## Task material
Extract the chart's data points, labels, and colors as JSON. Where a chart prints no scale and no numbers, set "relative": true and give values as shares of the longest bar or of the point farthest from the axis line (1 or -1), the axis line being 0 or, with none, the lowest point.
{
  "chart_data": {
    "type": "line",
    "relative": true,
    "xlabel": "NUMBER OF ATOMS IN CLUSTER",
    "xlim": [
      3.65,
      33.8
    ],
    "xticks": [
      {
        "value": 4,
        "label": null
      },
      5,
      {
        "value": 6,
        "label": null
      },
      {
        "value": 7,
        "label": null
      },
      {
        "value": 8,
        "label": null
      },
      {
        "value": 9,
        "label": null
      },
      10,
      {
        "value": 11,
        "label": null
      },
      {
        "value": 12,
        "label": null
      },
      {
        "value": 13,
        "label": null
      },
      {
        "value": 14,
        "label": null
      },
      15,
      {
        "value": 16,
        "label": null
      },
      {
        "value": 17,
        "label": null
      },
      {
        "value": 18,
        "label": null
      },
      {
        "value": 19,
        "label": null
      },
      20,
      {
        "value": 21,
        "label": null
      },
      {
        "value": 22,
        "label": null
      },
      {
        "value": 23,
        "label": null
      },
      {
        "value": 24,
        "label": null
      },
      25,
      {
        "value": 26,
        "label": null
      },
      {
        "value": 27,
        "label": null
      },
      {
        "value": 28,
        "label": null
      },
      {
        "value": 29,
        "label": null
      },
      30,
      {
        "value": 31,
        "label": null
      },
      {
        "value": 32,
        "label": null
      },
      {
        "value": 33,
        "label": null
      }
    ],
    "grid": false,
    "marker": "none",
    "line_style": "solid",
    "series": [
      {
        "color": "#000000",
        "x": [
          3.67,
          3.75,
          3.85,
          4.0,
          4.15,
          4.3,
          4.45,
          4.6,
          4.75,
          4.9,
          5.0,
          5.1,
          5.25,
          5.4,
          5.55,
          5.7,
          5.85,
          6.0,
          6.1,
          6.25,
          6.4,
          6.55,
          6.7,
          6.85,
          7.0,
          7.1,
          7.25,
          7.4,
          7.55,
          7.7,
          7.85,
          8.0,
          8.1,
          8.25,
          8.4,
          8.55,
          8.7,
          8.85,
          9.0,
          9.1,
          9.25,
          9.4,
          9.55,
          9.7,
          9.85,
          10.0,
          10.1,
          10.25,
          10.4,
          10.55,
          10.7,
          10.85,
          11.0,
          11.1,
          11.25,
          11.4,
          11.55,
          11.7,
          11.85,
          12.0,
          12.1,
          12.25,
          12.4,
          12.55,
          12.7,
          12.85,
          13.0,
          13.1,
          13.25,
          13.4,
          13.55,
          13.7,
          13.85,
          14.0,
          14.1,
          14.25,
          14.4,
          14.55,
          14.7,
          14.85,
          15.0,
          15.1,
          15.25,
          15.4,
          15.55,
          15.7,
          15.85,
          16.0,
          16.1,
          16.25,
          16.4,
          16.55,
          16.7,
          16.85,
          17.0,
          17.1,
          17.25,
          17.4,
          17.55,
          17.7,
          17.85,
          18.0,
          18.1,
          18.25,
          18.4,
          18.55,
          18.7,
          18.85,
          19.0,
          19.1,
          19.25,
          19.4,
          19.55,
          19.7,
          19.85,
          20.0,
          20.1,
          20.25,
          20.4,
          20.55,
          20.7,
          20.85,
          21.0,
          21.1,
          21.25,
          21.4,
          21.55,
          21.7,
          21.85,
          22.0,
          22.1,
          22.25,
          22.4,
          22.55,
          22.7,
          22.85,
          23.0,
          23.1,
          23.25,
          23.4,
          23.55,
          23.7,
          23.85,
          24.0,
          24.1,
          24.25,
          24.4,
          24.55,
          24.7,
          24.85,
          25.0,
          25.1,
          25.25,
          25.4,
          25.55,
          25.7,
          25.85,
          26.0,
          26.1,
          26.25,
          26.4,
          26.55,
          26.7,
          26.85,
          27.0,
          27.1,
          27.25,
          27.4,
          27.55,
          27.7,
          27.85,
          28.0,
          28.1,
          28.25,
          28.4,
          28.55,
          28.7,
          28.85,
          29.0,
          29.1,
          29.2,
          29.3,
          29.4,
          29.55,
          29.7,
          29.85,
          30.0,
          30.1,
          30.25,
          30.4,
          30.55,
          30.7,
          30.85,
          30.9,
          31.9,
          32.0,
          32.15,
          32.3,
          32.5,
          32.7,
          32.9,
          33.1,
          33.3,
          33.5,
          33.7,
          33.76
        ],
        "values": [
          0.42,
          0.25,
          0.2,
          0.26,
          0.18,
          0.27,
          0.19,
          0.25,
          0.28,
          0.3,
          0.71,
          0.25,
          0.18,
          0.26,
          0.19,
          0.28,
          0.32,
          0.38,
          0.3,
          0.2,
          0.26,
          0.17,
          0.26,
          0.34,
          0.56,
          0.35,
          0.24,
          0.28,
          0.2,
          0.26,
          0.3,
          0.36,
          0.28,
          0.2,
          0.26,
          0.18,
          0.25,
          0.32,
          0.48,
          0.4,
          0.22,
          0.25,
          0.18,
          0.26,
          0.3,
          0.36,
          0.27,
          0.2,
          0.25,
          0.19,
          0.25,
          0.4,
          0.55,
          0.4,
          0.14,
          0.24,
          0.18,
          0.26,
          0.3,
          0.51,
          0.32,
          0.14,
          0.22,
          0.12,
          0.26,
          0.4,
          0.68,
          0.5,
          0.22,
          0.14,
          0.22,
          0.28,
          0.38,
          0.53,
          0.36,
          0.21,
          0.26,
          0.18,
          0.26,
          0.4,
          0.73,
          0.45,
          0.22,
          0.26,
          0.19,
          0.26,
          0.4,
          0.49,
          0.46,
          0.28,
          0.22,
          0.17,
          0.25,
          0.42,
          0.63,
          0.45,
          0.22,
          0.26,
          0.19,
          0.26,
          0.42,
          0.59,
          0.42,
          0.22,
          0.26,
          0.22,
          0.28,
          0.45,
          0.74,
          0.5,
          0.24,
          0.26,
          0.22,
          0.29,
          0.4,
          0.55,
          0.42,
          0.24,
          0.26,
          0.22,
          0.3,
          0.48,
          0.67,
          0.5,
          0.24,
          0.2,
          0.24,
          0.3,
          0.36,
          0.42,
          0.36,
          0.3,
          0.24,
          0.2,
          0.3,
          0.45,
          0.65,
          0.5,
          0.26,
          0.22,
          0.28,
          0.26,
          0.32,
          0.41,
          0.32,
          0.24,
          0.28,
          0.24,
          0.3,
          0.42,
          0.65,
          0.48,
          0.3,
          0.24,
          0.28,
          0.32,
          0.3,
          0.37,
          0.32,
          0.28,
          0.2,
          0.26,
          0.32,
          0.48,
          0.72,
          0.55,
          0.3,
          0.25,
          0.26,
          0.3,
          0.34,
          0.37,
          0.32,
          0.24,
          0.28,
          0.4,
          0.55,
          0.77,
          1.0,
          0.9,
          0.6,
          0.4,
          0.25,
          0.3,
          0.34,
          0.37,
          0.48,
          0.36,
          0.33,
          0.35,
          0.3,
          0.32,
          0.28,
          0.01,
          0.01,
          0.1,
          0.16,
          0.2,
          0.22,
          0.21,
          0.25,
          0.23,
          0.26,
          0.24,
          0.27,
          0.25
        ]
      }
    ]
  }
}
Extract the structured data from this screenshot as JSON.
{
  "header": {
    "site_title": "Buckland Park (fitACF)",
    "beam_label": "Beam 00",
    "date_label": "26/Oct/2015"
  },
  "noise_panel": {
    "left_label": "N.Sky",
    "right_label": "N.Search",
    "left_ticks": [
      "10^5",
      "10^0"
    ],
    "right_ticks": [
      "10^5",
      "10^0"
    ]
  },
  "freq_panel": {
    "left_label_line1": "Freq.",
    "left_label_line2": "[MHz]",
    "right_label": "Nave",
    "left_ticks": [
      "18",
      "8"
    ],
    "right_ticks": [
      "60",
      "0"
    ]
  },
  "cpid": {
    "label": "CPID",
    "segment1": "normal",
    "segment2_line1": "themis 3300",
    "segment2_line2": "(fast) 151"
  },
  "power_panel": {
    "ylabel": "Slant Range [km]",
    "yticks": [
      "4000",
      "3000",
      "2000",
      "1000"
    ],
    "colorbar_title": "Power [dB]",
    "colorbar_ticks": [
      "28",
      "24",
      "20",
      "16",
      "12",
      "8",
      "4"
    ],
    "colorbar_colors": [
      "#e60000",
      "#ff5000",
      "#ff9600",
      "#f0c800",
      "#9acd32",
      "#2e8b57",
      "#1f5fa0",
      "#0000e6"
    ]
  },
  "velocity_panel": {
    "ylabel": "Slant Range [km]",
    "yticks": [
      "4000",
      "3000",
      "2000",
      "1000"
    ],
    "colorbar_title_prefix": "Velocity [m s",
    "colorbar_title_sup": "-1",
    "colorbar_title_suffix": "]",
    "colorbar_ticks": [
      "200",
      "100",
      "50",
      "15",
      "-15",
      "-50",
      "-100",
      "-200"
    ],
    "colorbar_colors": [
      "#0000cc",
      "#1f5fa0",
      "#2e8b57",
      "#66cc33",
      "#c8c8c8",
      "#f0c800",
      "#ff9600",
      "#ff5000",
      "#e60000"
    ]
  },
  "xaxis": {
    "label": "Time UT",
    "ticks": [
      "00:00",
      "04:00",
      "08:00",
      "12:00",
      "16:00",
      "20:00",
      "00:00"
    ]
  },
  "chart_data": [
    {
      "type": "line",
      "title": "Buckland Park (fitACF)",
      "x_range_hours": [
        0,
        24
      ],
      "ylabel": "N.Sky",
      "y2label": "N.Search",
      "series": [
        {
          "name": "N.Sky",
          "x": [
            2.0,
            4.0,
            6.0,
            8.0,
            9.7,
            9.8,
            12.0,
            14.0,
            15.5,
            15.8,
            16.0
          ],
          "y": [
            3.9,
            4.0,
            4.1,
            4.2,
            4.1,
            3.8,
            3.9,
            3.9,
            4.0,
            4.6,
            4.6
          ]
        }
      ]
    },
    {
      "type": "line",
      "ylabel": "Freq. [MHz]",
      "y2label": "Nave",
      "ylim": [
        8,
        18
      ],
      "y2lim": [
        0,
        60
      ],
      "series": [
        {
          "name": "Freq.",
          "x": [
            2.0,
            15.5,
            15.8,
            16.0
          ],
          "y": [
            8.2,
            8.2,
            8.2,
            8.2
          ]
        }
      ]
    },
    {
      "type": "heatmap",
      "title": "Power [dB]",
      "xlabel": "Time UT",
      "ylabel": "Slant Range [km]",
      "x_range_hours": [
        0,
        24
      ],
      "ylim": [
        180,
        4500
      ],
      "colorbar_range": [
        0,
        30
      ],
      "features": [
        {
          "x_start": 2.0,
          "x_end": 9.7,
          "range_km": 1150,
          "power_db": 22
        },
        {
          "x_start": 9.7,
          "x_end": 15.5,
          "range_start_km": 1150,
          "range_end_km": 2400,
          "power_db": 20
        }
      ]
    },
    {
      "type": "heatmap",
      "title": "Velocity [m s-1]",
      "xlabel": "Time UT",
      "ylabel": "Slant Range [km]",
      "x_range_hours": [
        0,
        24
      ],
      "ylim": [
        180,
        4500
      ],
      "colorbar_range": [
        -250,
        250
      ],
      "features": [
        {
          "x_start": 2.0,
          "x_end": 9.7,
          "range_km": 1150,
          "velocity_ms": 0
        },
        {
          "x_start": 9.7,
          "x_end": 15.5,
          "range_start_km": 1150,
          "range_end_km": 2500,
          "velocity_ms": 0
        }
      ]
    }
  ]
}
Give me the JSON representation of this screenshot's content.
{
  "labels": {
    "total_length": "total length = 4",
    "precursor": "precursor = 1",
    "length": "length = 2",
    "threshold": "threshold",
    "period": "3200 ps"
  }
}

## What you need to do
The required output is the span of lines from the one containing "Give me the" to the last line, reproduced character for character.

## Solution below
Give me the JSON representation of this screenshot's content.
{
  "labels": {
    "total_length": "total length = 4",
    "precursor": "precursor = 1",
    "length": "length = 2",
    "threshold": "threshold",
    "period": "3200 ps"
  }
}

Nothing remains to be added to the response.